→ DO THIS
Every record below should be written out exactly; pictures stay out.

→ EXERCISE MATERIAL

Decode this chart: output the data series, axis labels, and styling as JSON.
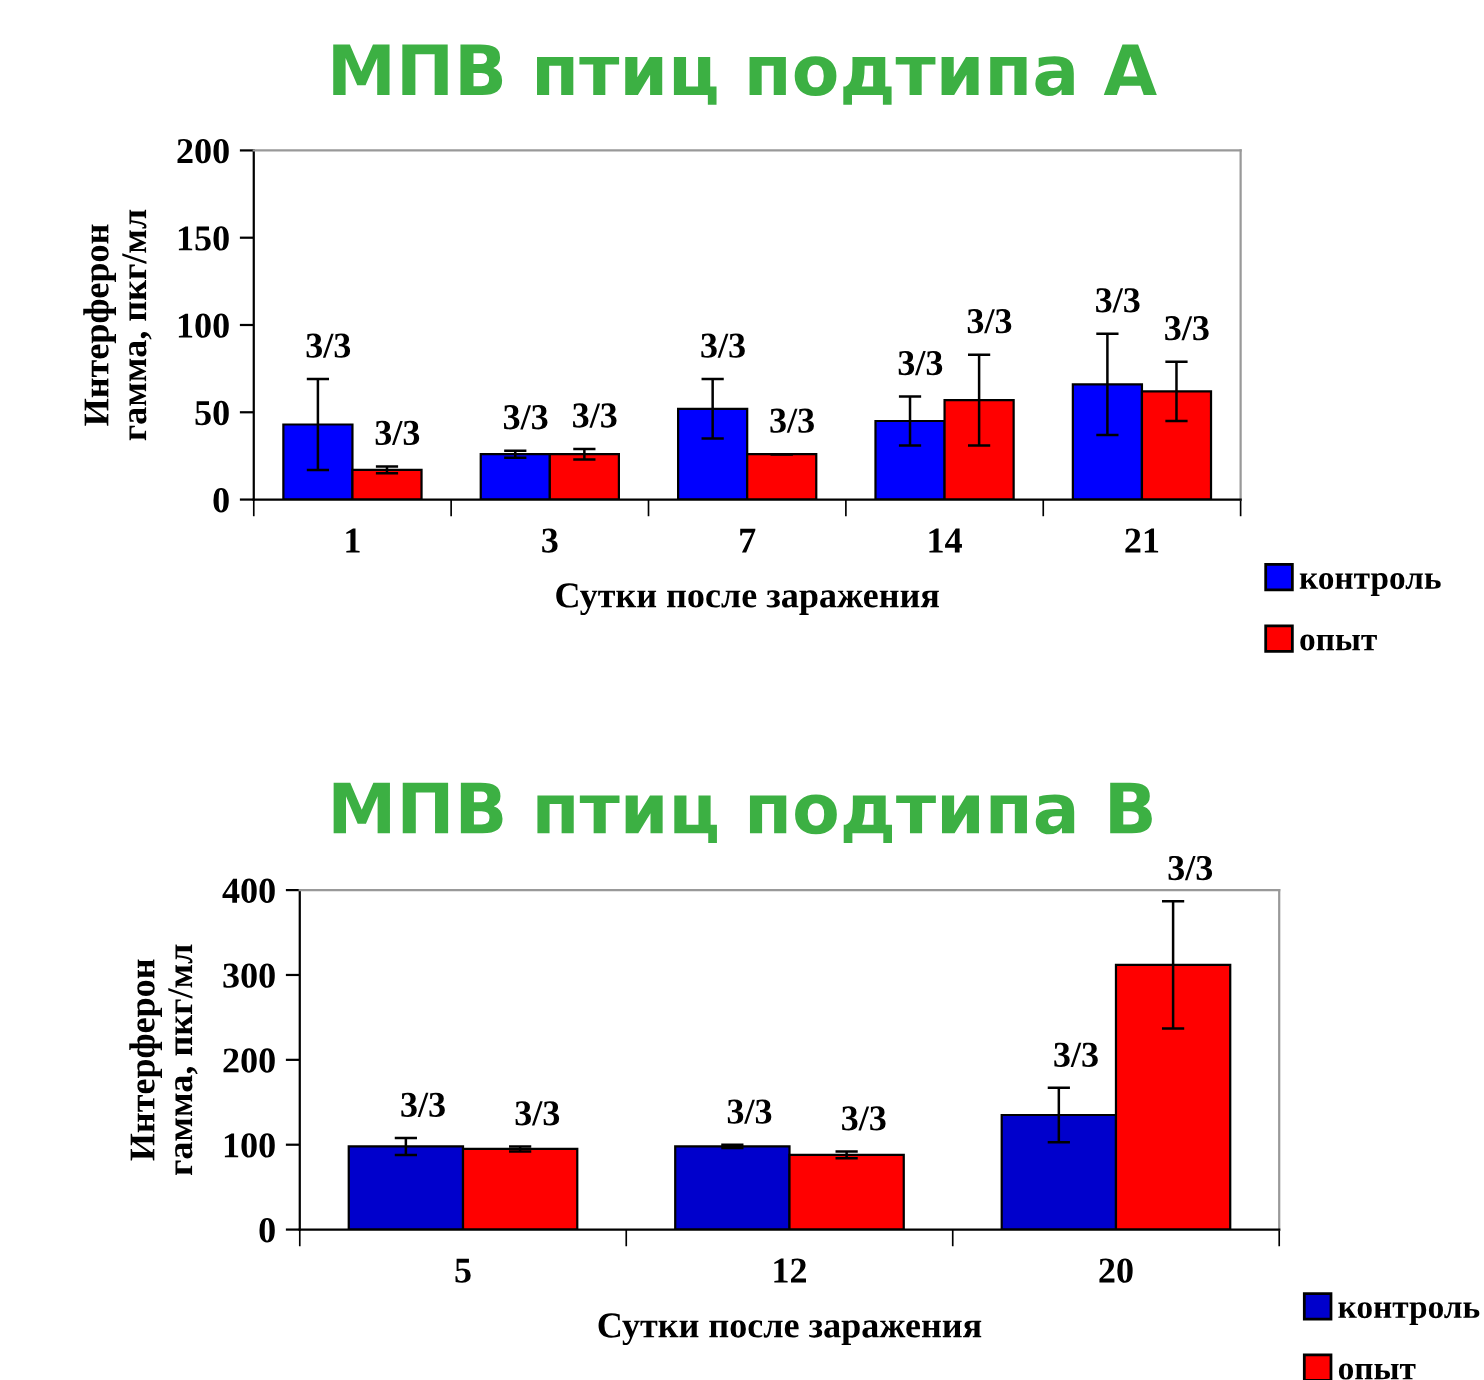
{
  "chart_data": [
    {
      "type": "bar",
      "title": "МПВ птиц подтипа А",
      "xlabel": "Сутки после заражения",
      "ylabel": "Интерферон\nгамма, пкг/мл",
      "categories": [
        "1",
        "3",
        "7",
        "14",
        "21"
      ],
      "series": [
        {
          "name": "контроль",
          "color": "#0000ff",
          "values": [
            43,
            26,
            52,
            45,
            66
          ],
          "errors": [
            26,
            2,
            17,
            14,
            29
          ]
        },
        {
          "name": "опыт",
          "color": "#ff0000",
          "values": [
            17,
            26,
            26,
            57,
            62
          ],
          "errors": [
            2,
            3,
            0,
            26,
            17
          ]
        }
      ],
      "annotations": [
        "3/3",
        "3/3",
        "3/3",
        "3/3",
        "3/3",
        "3/3",
        "3/3",
        "3/3",
        "3/3",
        "3/3"
      ],
      "ylim": [
        0,
        200
      ],
      "yticks": [
        0,
        50,
        100,
        150,
        200
      ],
      "grid": false,
      "legend": "bottom right"
    },
    {
      "type": "bar",
      "title": "МПВ птиц подтипа В",
      "xlabel": "Сутки после заражения",
      "ylabel": "Интерферон\nгамма, пкг/мл",
      "categories": [
        "5",
        "12",
        "20"
      ],
      "series": [
        {
          "name": "контроль",
          "color": "#0000cc",
          "values": [
            98,
            98,
            135
          ],
          "errors": [
            10,
            2,
            32
          ]
        },
        {
          "name": "опыт",
          "color": "#ff0000",
          "values": [
            95,
            88,
            312
          ],
          "errors": [
            3,
            4,
            75
          ]
        }
      ],
      "annotations": [
        "3/3",
        "3/3",
        "3/3",
        "3/3",
        "3/3",
        "3/3"
      ],
      "ylim": [
        0,
        400
      ],
      "yticks": [
        0,
        100,
        200,
        300,
        400
      ],
      "grid": false,
      "legend": "bottom right"
    }
  ]
}
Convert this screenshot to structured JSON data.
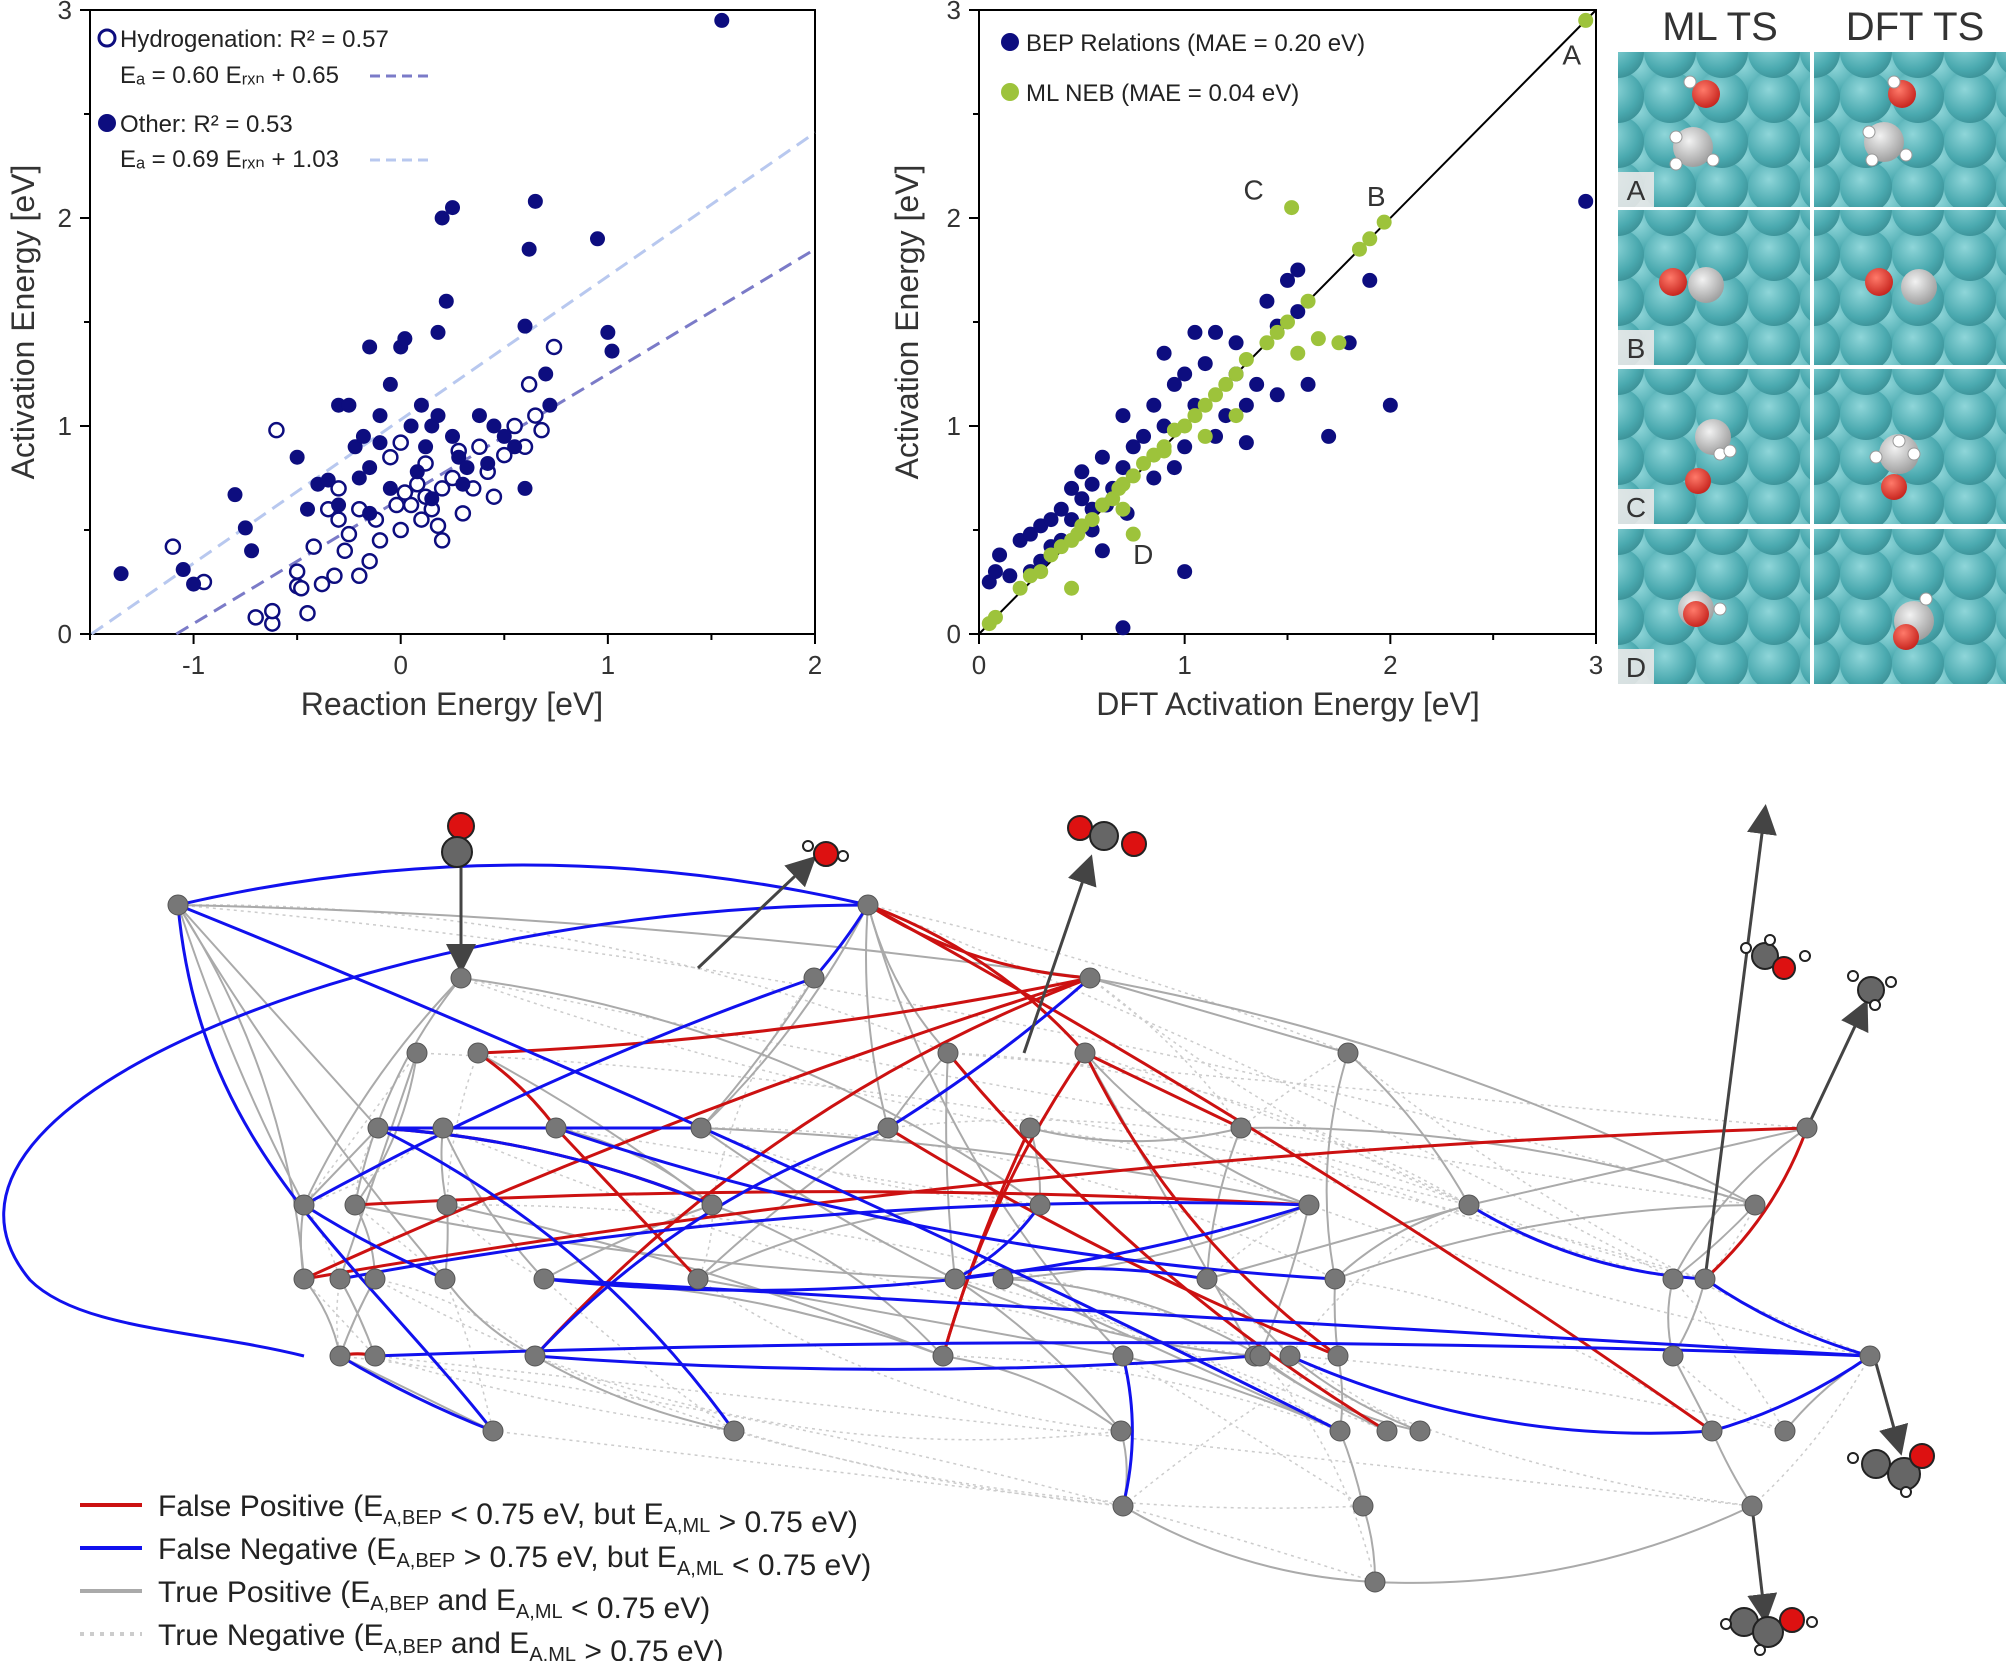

→ COMPLETE OUTPUT
Decode this chart: output the data series, axis labels, and styling as JSON.
{
  "chart_data": [
    {
      "type": "bar",
      "title": "МПВ птиц подтипа А",
      "xlabel": "Сутки после заражения",
      "ylabel": "Интерферон\nгамма, пкг/мл",
      "categories": [
        "1",
        "3",
        "7",
        "14",
        "21"
      ],
      "series": [
        {
          "name": "контроль",
          "color": "#0000ff",
          "values": [
            43,
            26,
            52,
            45,
            66
          ],
          "errors": [
            26,
            2,
            17,
            14,
            29
          ]
        },
        {
          "name": "опыт",
          "color": "#ff0000",
          "values": [
            17,
            26,
            26,
            57,
            62
          ],
          "errors": [
            2,
            3,
            0,
            26,
            17
          ]
        }
      ],
      "annotations": [
        "3/3",
        "3/3",
        "3/3",
        "3/3",
        "3/3",
        "3/3",
        "3/3",
        "3/3",
        "3/3",
        "3/3"
      ],
      "ylim": [
        0,
        200
      ],
      "yticks": [
        0,
        50,
        100,
        150,
        200
      ],
      "grid": false,
      "legend": "bottom right"
    },
    {
      "type": "bar",
      "title": "МПВ птиц подтипа В",
      "xlabel": "Сутки после заражения",
      "ylabel": "Интерферон\nгамма, пкг/мл",
      "categories": [
        "5",
        "12",
        "20"
      ],
      "series": [
        {
          "name": "контроль",
          "color": "#0000cc",
          "values": [
            98,
            98,
            135
          ],
          "errors": [
            10,
            2,
            32
          ]
        },
        {
          "name": "опыт",
          "color": "#ff0000",
          "values": [
            95,
            88,
            312
          ],
          "errors": [
            3,
            4,
            75
          ]
        }
      ],
      "annotations": [
        "3/3",
        "3/3",
        "3/3",
        "3/3",
        "3/3",
        "3/3"
      ],
      "ylim": [
        0,
        400
      ],
      "yticks": [
        0,
        100,
        200,
        300,
        400
      ],
      "grid": false,
      "legend": "bottom right"
    }
  ]
}
Convert this screenshot to structured JSON data.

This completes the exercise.